***** ENTRIES SHOWN *****
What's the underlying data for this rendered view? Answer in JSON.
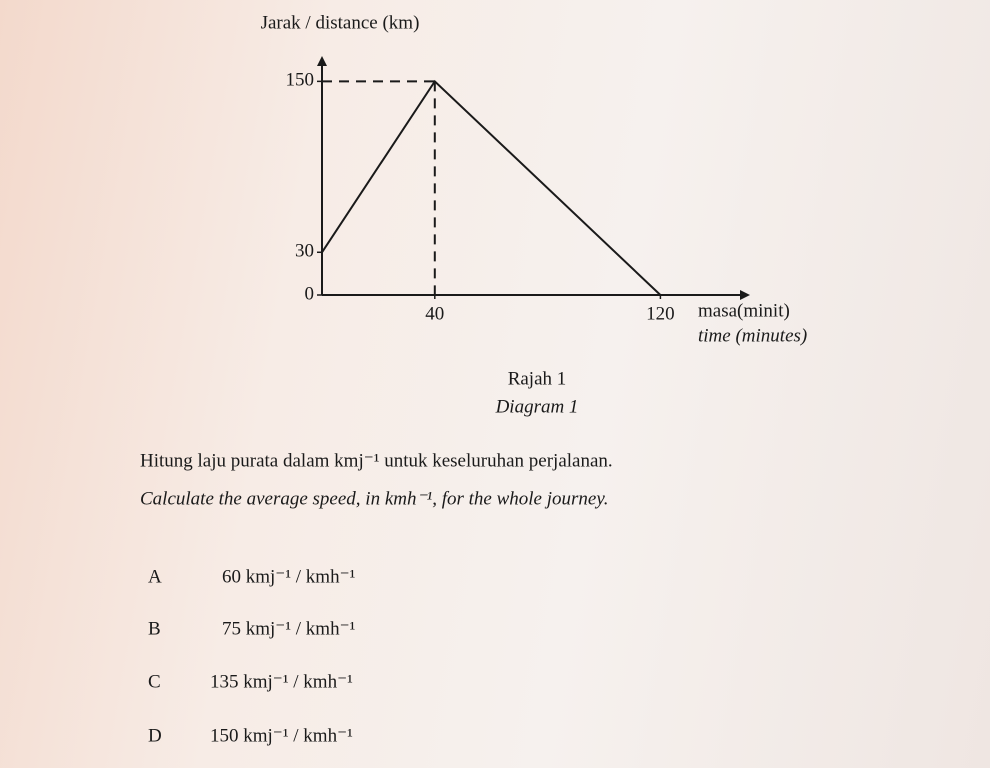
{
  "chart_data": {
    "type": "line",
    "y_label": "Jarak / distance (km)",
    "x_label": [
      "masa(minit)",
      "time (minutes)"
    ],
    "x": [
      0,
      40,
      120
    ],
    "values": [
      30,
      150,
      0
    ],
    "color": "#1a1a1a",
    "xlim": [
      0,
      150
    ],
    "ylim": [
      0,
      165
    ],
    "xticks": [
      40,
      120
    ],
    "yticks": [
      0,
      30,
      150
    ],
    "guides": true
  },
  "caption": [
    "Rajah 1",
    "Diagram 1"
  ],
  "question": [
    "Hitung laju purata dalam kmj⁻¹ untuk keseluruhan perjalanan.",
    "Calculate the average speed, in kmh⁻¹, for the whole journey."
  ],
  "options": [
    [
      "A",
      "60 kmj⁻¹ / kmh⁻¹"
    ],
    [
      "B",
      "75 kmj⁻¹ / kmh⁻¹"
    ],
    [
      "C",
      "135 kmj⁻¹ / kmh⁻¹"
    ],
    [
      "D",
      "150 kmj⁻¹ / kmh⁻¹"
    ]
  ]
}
*****
EXERCISE DESCRIPTION. Reproduce the entries above without change, omitting all pictures.

WRITTEN SOLUTION.
What's the underlying data for this rendered view? Answer in JSON.
{
  "chart_data": {
    "type": "line",
    "y_label": "Jarak / distance (km)",
    "x_label": [
      "masa(minit)",
      "time (minutes)"
    ],
    "x": [
      0,
      40,
      120
    ],
    "values": [
      30,
      150,
      0
    ],
    "color": "#1a1a1a",
    "xlim": [
      0,
      150
    ],
    "ylim": [
      0,
      165
    ],
    "xticks": [
      40,
      120
    ],
    "yticks": [
      0,
      30,
      150
    ],
    "guides": true
  },
  "caption": [
    "Rajah 1",
    "Diagram 1"
  ],
  "question": [
    "Hitung laju purata dalam kmj⁻¹ untuk keseluruhan perjalanan.",
    "Calculate the average speed, in kmh⁻¹, for the whole journey."
  ],
  "options": [
    [
      "A",
      "60 kmj⁻¹ / kmh⁻¹"
    ],
    [
      "B",
      "75 kmj⁻¹ / kmh⁻¹"
    ],
    [
      "C",
      "135 kmj⁻¹ / kmh⁻¹"
    ],
    [
      "D",
      "150 kmj⁻¹ / kmh⁻¹"
    ]
  ]
}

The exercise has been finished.